**What needs to be done:** Reproduce every line of the material below, but drop the pictures.
___ Input rows ___
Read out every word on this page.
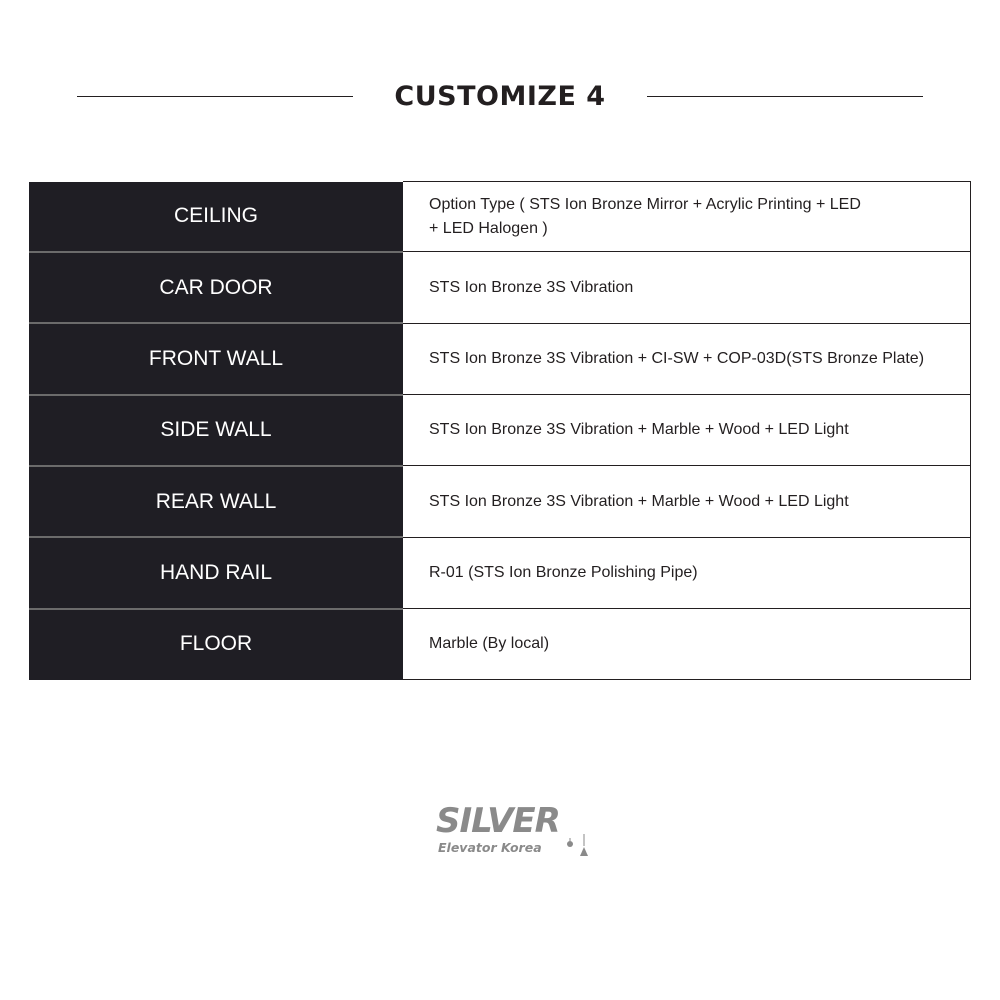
CUSTOMIZE 4
CEILING	Option Type ( STS Ion Bronze Mirror + Acrylic Printing + LED
+ LED Halogen )
CAR DOOR	STS Ion Bronze 3S Vibration
FRONT WALL	STS Ion Bronze 3S Vibration + CI-SW + COP-03D(STS Bronze Plate)
SIDE WALL	STS Ion Bronze 3S Vibration + Marble + Wood + LED Light
REAR WALL	STS Ion Bronze 3S Vibration + Marble + Wood + LED Light
HAND RAIL	R-01 (STS Ion Bronze Polishing Pipe)
FLOOR	Marble (By local)
SILVER
Elevator Korea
___
**Exercise output:**
Read out every word on this page.
CUSTOMIZE 4
CEILING	Option Type ( STS Ion Bronze Mirror + Acrylic Printing + LED
+ LED Halogen )
CAR DOOR	STS Ion Bronze 3S Vibration
FRONT WALL	STS Ion Bronze 3S Vibration + CI-SW + COP-03D(STS Bronze Plate)
SIDE WALL	STS Ion Bronze 3S Vibration + Marble + Wood + LED Light
REAR WALL	STS Ion Bronze 3S Vibration + Marble + Wood + LED Light
HAND RAIL	R-01 (STS Ion Bronze Polishing Pipe)
FLOOR	Marble (By local)
SILVER
Elevator Korea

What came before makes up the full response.